» **Exercise instructions**
Omit the pictures and retype only the lines from the one containing "Read out every word on this page." through the end of the listing, both ends included.

(Stored records)
-=-=-
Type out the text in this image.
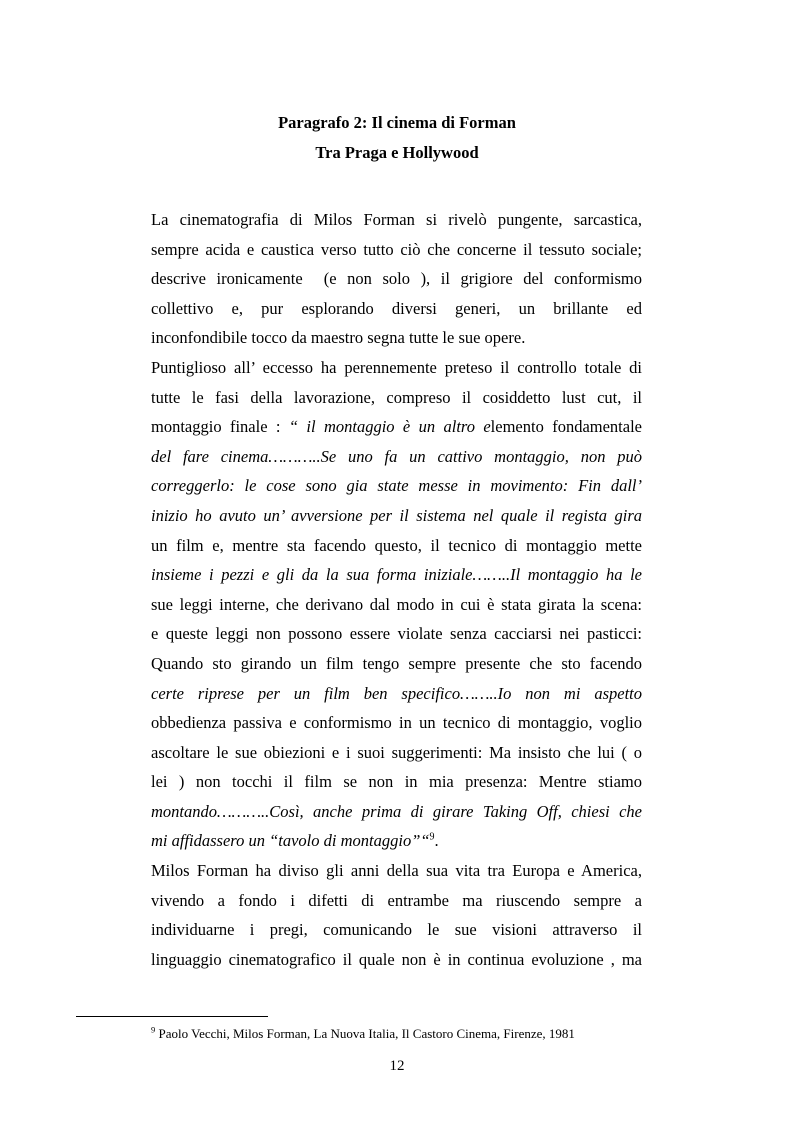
Paragrafo 2: Il cinema di Forman
Tra Praga e Hollywood
La cinematografia di Milos Forman si rivelò pungente, sarcastica,
sempre acida e caustica verso tutto ciò che concerne il tessuto sociale;
descrive ironicamente  (e non solo ), il grigiore del conformismo
collettivo e, pur esplorando diversi generi, un brillante ed
inconfondibile tocco da maestro segna tutte le sue opere.
Puntiglioso all’ eccesso ha perennemente preteso il controllo totale di
tutte le fasi della lavorazione, compreso il cosiddetto lust cut, il
montaggio finale : “ il montaggio è un altro elemento fondamentale
del fare cinema………..Se uno fa un cattivo montaggio, non può
correggerlo: le cose sono gia state messe in movimento: Fin dall’
inizio ho avuto un’ avversione per il sistema nel quale il regista gira
un film e, mentre sta facendo questo, il tecnico di montaggio mette
insieme i pezzi e gli da la sua forma iniziale……..Il montaggio ha le
sue leggi interne, che derivano dal modo in cui è stata girata la scena:
e queste leggi non possono essere violate senza cacciarsi nei pasticci:
Quando sto girando un film tengo sempre presente che sto facendo
certe riprese per un film ben specifico……..Io non mi aspetto
obbedienza passiva e conformismo in un tecnico di montaggio, voglio
ascoltare le sue obiezioni e i suoi suggerimenti: Ma insisto che lui ( o
lei ) non tocchi il film se non in mia presenza: Mentre stiamo
montando………..Così, anche prima di girare Taking Off, chiesi che
mi affidassero un “tavolo di montaggio”“$^9$.
Milos Forman ha diviso gli anni della sua vita tra Europa e America,
vivendo a fondo i difetti di entrambe ma riuscendo sempre a
individuarne i pregi, comunicando le sue visioni attraverso il
linguaggio cinematografico il quale non è in continua evoluzione , ma
$^9$ Paolo Vecchi, Milos Forman, La Nuova Italia, Il Castoro Cinema, Firenze, 1981
12
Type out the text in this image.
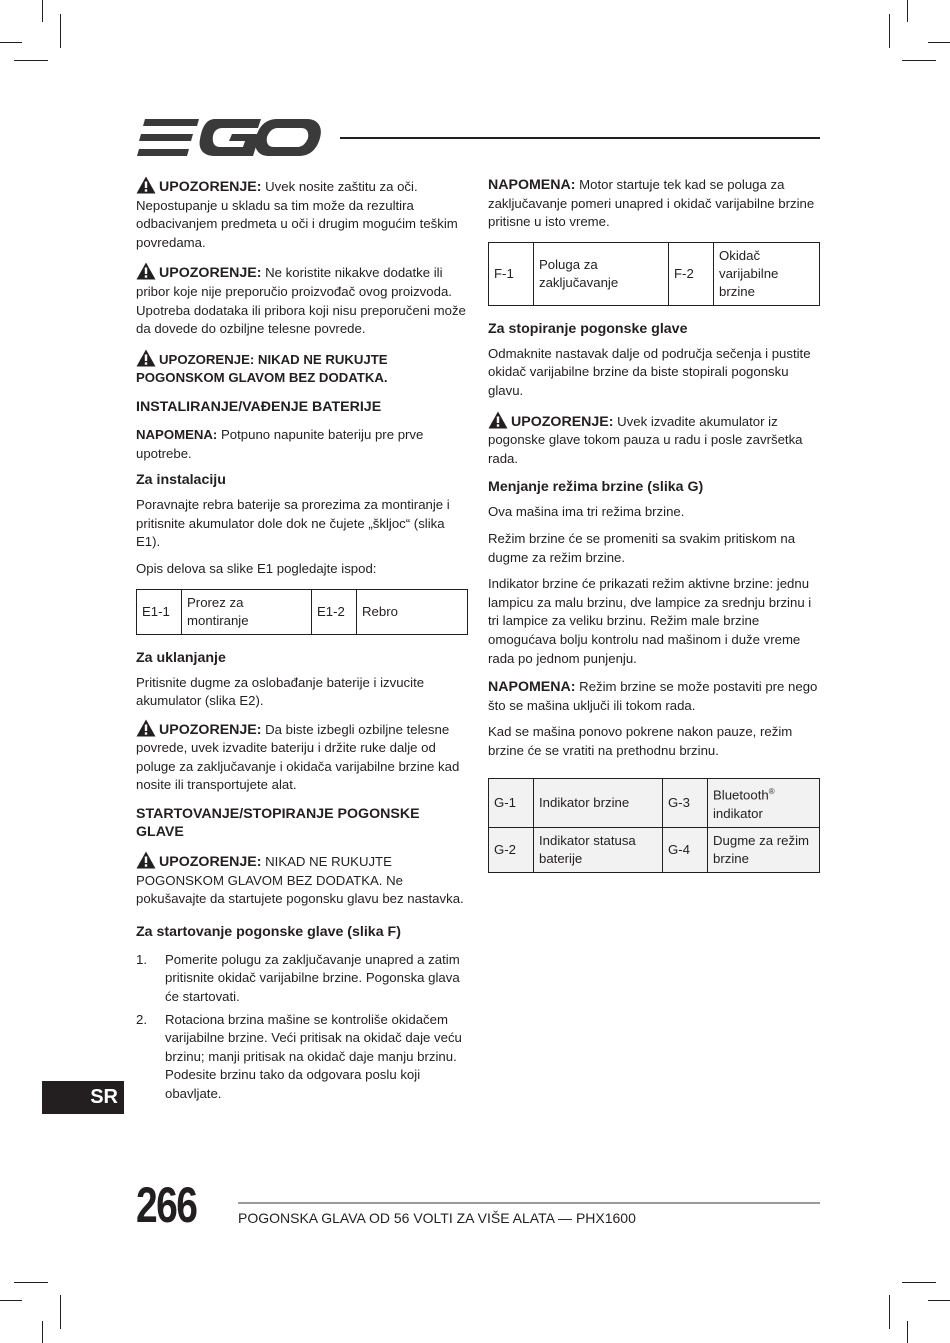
UPOZORENJE: Uvek nosite zaštitu za oči. Nepostupanje u skladu sa tim može da rezultira odbacivanjem predmeta u oči i drugim mogućim teškim povredama.

UPOZORENJE: Ne koristite nikakve dodatke ili pribor koje nije preporučio proizvođač ovog proizvoda. Upotreba dodataka ili pribora koji nisu preporučeni može da dovede do ozbiljne telesne povrede.

UPOZORENJE: NIKAD NE RUKUJTE POGONSKOM GLAVOM BEZ DODATKA.

INSTALIRANJE/VAĐENJE BATERIJE

NAPOMENA: Potpuno napunite bateriju pre prve upotrebe.

Za instalaciju

Poravnajte rebra baterije sa prorezima za montiranje i pritisnite akumulator dole dok ne čujete „škljoc“ (slika E1).

Opis delova sa slike E1 pogledajte ispod:

E1-1	Prorez za montiranje	E1-2	Rebro
Za uklanjanje

Pritisnite dugme za oslobađanje baterije i izvucite akumulator (slika E2).

UPOZORENJE: Da biste izbegli ozbiljne telesne povrede, uvek izvadite bateriju i držite ruke dalje od poluge za zaključavanje i okidača varijabilne brzine kad nosite ili transportujete alat.

STARTOVANJE/STOPIRANJE POGONSKE GLAVE

UPOZORENJE: NIKAD NE RUKUJTE POGONSKOM GLAVOM BEZ DODATKA. Ne pokušavajte da startujete pogonsku glavu bez nastavka.

Za startovanje pogonske glave (slika F)
1. Pomerite polugu za zaključavanje unapred a zatim pritisnite okidač varijabilne brzine. Pogonska glava će startovati.
2. Rotaciona brzina mašine se kontroliše okidačem varijabilne brzine. Veći pritisak na okidač daje veću brzinu; manji pritisak na okidač daje manju brzinu. Podesite brzinu tako da odgovara poslu koji obavljate.

NAPOMENA: Motor startuje tek kad se poluga za zaključavanje pomeri unapred i okidač varijabilne brzine pritisne u isto vreme.

F-1	Poluga za zaključavanje	F-2	Okidač varijabilne brzine
Za stopiranje pogonske glave

Odmaknite nastavak dalje od područja sečenja i pustite okidač varijabilne brzine da biste stopirali pogonsku glavu.

UPOZORENJE: Uvek izvadite akumulator iz pogonske glave tokom pauza u radu i posle završetka rada.

Menjanje režima brzine (slika G)

Ova mašina ima tri režima brzine.

Režim brzine će se promeniti sa svakim pritiskom na dugme za režim brzine.

Indikator brzine će prikazati režim aktivne brzine: jednu lampicu za malu brzinu, dve lampice za srednju brzinu i tri lampice za veliku brzinu. Režim male brzine omogućava bolju kontrolu nad mašinom i duže vreme rada po jednom punjenju.

NAPOMENA: Režim brzine se može postaviti pre nego što se mašina uključi ili tokom rada.

Kad se mašina ponovo pokrene nakon pauze, režim brzine će se vratiti na prethodnu brzinu.

G-1	Indikator brzine	G-3	Bluetooth®
indikator
G-2	Indikator statusa baterije	G-4	Dugme za režim brzine
SR
266	POGONSKA GLAVA OD 56 VOLTI ZA VIŠE ALATA — PHX1600
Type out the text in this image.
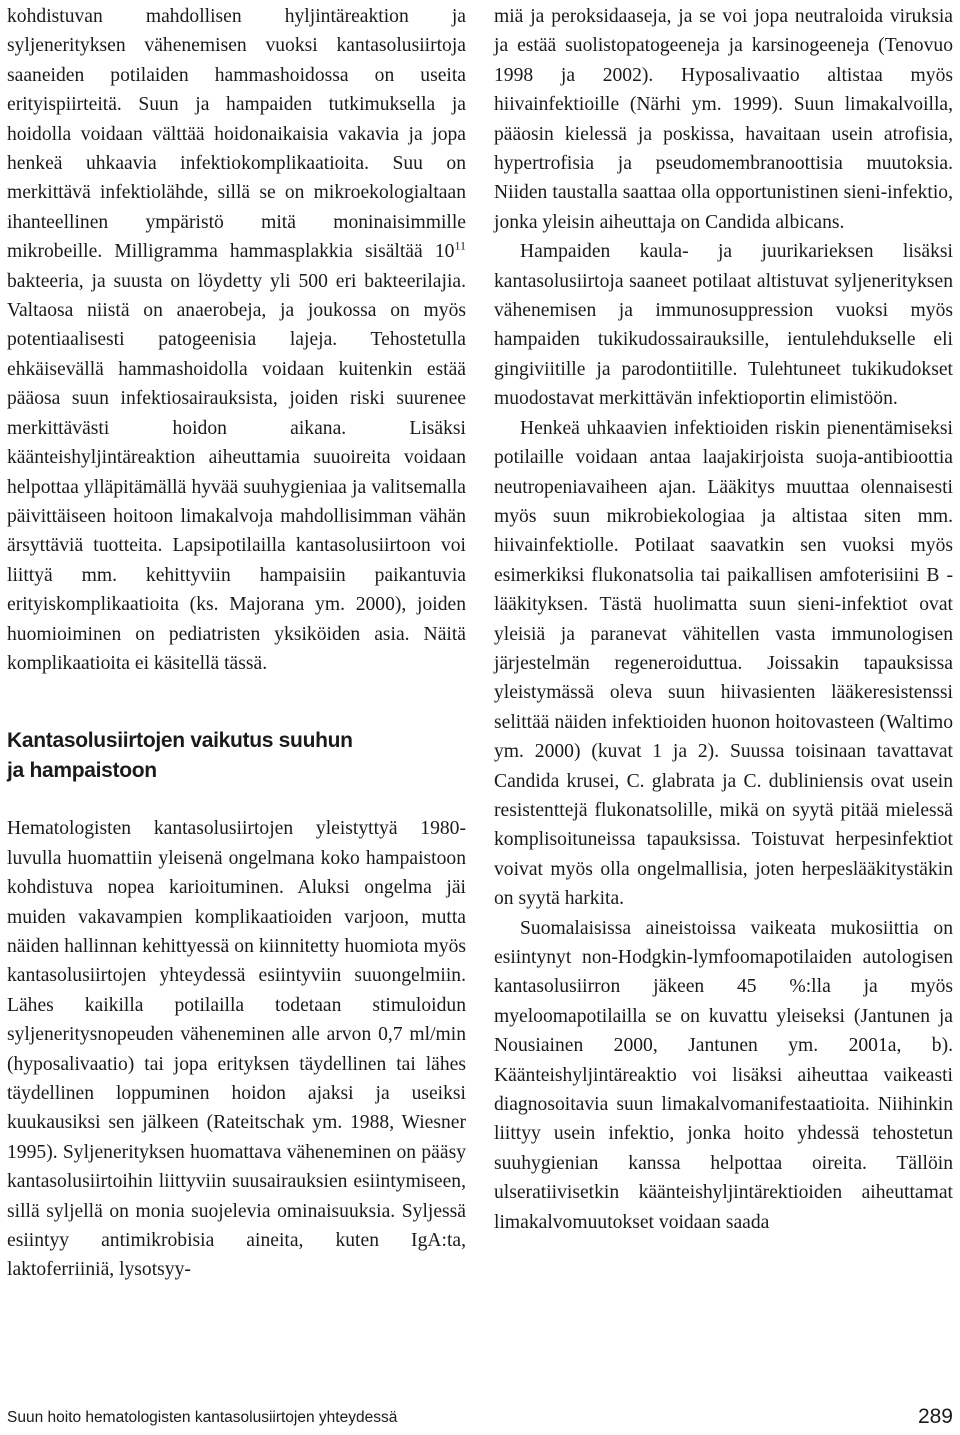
kohdistuvan mahdollisen hyljintäreaktion ja syljenerityksen vähenemisen vuoksi kantasolusiirtoja saaneiden potilaiden hammashoidossa on useita erityispiirteitä. Suun ja hampaiden tutkimuksella ja hoidolla voidaan välttää hoidonaikaisia vakavia ja jopa henkeä uhkaavia infektiokomplikaatioita. Suu on merkittävä infektiolähde, sillä se on mikroekologialtaan ihanteellinen ympäristö mitä moninaisimmille mikrobeille. Milligramma hammasplakkia sisältää $10^{11}$ bakteeria, ja suusta on löydetty yli 500 eri bakteerilajia. Valtaosa niistä on anaerobeja, ja joukossa on myös potentiaalisesti patogeenisia lajeja. Tehostetulla ehkäisevällä hammashoidolla voidaan kuitenkin estää pääosa suun infektiosairauksista, joiden riski suurenee merkittävästi hoidon aikana. Lisäksi käänteishyljintäreaktion aiheuttamia suuoireita voidaan helpottaa ylläpitämällä hyvää suuhygieniaa ja valitsemalla päivittäiseen hoitoon limakalvoja mahdollisimman vähän ärsyttäviä tuotteita. Lapsipotilailla kantasolusiirtoon voi liittyä mm. kehittyviin hampaisiin paikantuvia erityiskomplikaatioita (ks. Majorana ym. 2000), joiden huomioiminen on pediatristen yksiköiden asia. Näitä komplikaatioita ei käsitellä tässä.

Kantasolusiirtojen vaikutus suuhun
ja hampaistoon

Hematologisten kantasolusiirtojen yleistyttyä 1980-luvulla huomattiin yleisenä ongelmana koko hampaistoon kohdistuva nopea karioituminen. Aluksi ongelma jäi muiden vakavampien komplikaatioiden varjoon, mutta näiden hallinnan kehittyessä on kiinnitetty huomiota myös kantasolusiirtojen yhteydessä esiintyviin suuongelmiin. Lähes kaikilla potilailla todetaan stimuloidun syljeneritysnopeuden väheneminen alle arvon 0,7 ml/min (hyposalivaatio) tai jopa erityksen täydellinen tai lähes täydellinen loppuminen hoidon ajaksi ja useiksi kuukausiksi sen jälkeen (Rateitschak ym. 1988, Wiesner 1995). Syljenerityksen huomattava väheneminen on pääsy kantasolusiirtoihin liittyviin suusairauksien esiintymiseen, sillä syljellä on monia suojelevia ominaisuuksia. Syljessä esiintyy antimikrobisia aineita, kuten IgA:ta, laktoferriiniä, lysotsyy-

miä ja peroksidaaseja, ja se voi jopa neutraloida viruksia ja estää suolistopatogeeneja ja karsinogeeneja (Tenovuo 1998 ja 2002). Hyposalivaatio altistaa myös hiivainfektioille (Närhi ym. 1999). Suun limakalvoilla, pääosin kielessä ja poskissa, havaitaan usein atrofisia, hypertrofisia ja pseudomembranoottisia muutoksia. Niiden taustalla saattaa olla opportunistinen sieni-infektio, jonka yleisin aiheuttaja on Candida albicans.

Hampaiden kaula- ja juurikarieksen lisäksi kantasolusiirtoja saaneet potilaat altistuvat syljenerityksen vähenemisen ja immunosuppression vuoksi myös hampaiden tukikudossairauksille, ientulehdukselle eli gingiviitille ja parodontiitille. Tulehtuneet tukikudokset muodostavat merkittävän infektioportin elimistöön.

Henkeä uhkaavien infektioiden riskin pienentämiseksi potilaille voidaan antaa laajakirjoista suoja-antibioottia neutropeniavaiheen ajan. Lääkitys muuttaa olennaisesti myös suun mikrobiekologiaa ja altistaa siten mm. hiivainfektiolle. Potilaat saavatkin sen vuoksi myös esimerkiksi flukonatsolia tai paikallisen amfoterisiini B -lääkityksen. Tästä huolimatta suun sieni-infektiot ovat yleisiä ja paranevat vähitellen vasta immunologisen järjestelmän regeneroiduttua. Joissakin tapauksissa yleistymässä oleva suun hiivasienten lääkeresistenssi selittää näiden infektioiden huonon hoitovasteen (Waltimo ym. 2000) (kuvat 1 ja 2). Suussa toisinaan tavattavat Candida krusei, C. glabrata ja C. dubliniensis ovat usein resistenttejä flukonatsolille, mikä on syytä pitää mielessä komplisoituneissa tapauksissa. Toistuvat herpesinfektiot voivat myös olla ongelmallisia, joten herpeslääkitystäkin on syytä harkita.

Suomalaisissa aineistoissa vaikeata mukosiittia on esiintynyt non-Hodgkin-lymfoomapotilaiden autologisen kantasolusiirron jäkeen 45 %:lla ja myös myeloomapotilailla se on kuvattu yleiseksi (Jantunen ja Nousiainen 2000, Jantunen ym. 2001a, b). Käänteishyljintäreaktio voi lisäksi aiheuttaa vaikeasti diagnosoitavia suun limakalvomanifestaatioita. Niihinkin liittyy usein infektio, jonka hoito yhdessä tehostetun suuhygienian kanssa helpottaa oireita. Tällöin ulseratiivisetkin käänteishyljintärektioiden aiheuttamat limakalvomuutokset voidaan saada

Suun hoito hematologisten kantasolusiirtojen yhteydessä	289
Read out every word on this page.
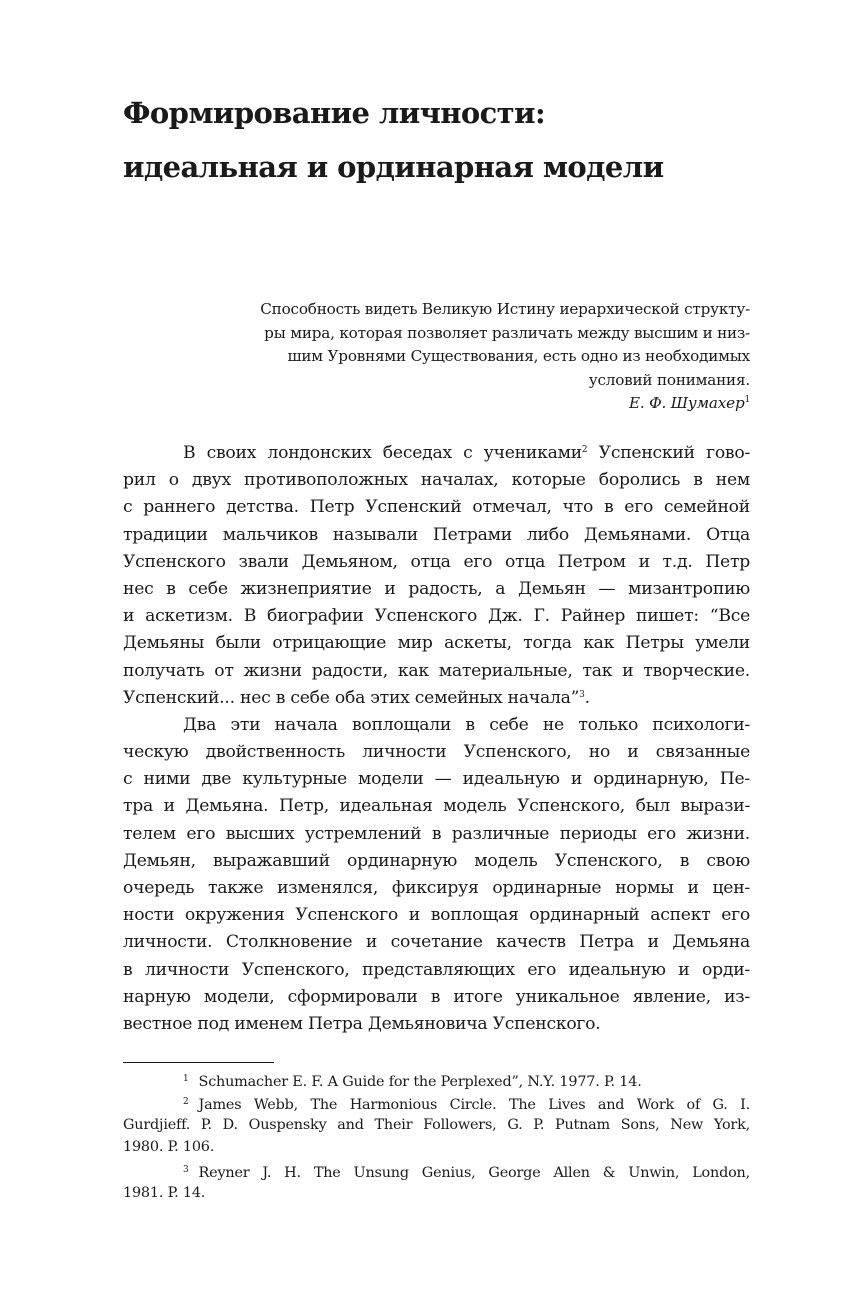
Формирование личности:
идеальная и ординарная модели
Способность видеть Великую Истину иерархической структу-
ры мира, которая позволяет различать между высшим и низ-
шим Уровнями Существования, есть одно из необходимых
условий понимания.
Е. Ф. Шумахер$^1$
В своих лондонских беседах с учениками$^2$ Успенский гово-
рил о двух противоположных началах, которые боролись в нем
с раннего детства. Петр Успенский отмечал, что в его семейной
традиции мальчиков называли Петрами либо Демьянами. Отца
Успенского звали Демьяном, отца его отца Петром и т.д. Петр
нес в себе жизнеприятие и радость, а Демьян — мизантропию
и аскетизм. В биографии Успенского Дж. Г. Райнер пишет: “Все
Демьяны были отрицающие мир аскеты, тогда как Петры умели
получать от жизни радости, как материальные, так и творческие.
Успенский... нес в себе оба этих семейных начала”$^3$.
Два эти начала воплощали в себе не только психологи-
ческую двойственность личности Успенского, но и связанные
с ними две культурные модели — идеальную и ординарную, Пе-
тра и Демьяна. Петр, идеальная модель Успенского, был вырази-
телем его высших устремлений в различные периоды его жизни.
Демьян, выражавший ординарную модель Успенского, в свою
очередь также изменялся, фиксируя ординарные нормы и цен-
ности окружения Успенского и воплощая ординарный аспект его
личности. Столкновение и сочетание качеств Петра и Демьяна
в личности Успенского, представляющих его идеальную и орди-
нарную модели, сформировали в итоге уникальное явление, из-
вестное под именем Петра Демьяновича Успенского.
$^1$ Schumacher E. F. A Guide for the Perplexed”, N.Y. 1977. P. 14.
$^2$ James Webb, The Harmonious Circle. The Lives and Work of G. I.
Gurdjieff. P. D. Ouspensky and Their Followers, G. P. Putnam Sons, New York,
1980. P. 106.
$^3$ Reyner J. H. The Unsung Genius, George Allen & Unwin, London,
1981. P. 14.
-=-=-
» **Answer below**
Read out every word on this page.
Формирование личности:
идеальная и ординарная модели
Способность видеть Великую Истину иерархической структу-
ры мира, которая позволяет различать между высшим и низ-
шим Уровнями Существования, есть одно из необходимых
условий понимания.
Е. Ф. Шумахер$^1$
В своих лондонских беседах с учениками$^2$ Успенский гово-
рил о двух противоположных началах, которые боролись в нем
с раннего детства. Петр Успенский отмечал, что в его семейной
традиции мальчиков называли Петрами либо Демьянами. Отца
Успенского звали Демьяном, отца его отца Петром и т.д. Петр
нес в себе жизнеприятие и радость, а Демьян — мизантропию
и аскетизм. В биографии Успенского Дж. Г. Райнер пишет: “Все
Демьяны были отрицающие мир аскеты, тогда как Петры умели
получать от жизни радости, как материальные, так и творческие.
Успенский... нес в себе оба этих семейных начала”$^3$.
Два эти начала воплощали в себе не только психологи-
ческую двойственность личности Успенского, но и связанные
с ними две культурные модели — идеальную и ординарную, Пе-
тра и Демьяна. Петр, идеальная модель Успенского, был вырази-
телем его высших устремлений в различные периоды его жизни.
Демьян, выражавший ординарную модель Успенского, в свою
очередь также изменялся, фиксируя ординарные нормы и цен-
ности окружения Успенского и воплощая ординарный аспект его
личности. Столкновение и сочетание качеств Петра и Демьяна
в личности Успенского, представляющих его идеальную и орди-
нарную модели, сформировали в итоге уникальное явление, из-
вестное под именем Петра Демьяновича Успенского.
$^1$ Schumacher E. F. A Guide for the Perplexed”, N.Y. 1977. P. 14.
$^2$ James Webb, The Harmonious Circle. The Lives and Work of G. I.
Gurdjieff. P. D. Ouspensky and Their Followers, G. P. Putnam Sons, New York,
1980. P. 106.
$^3$ Reyner J. H. The Unsung Genius, George Allen & Unwin, London,
1981. P. 14.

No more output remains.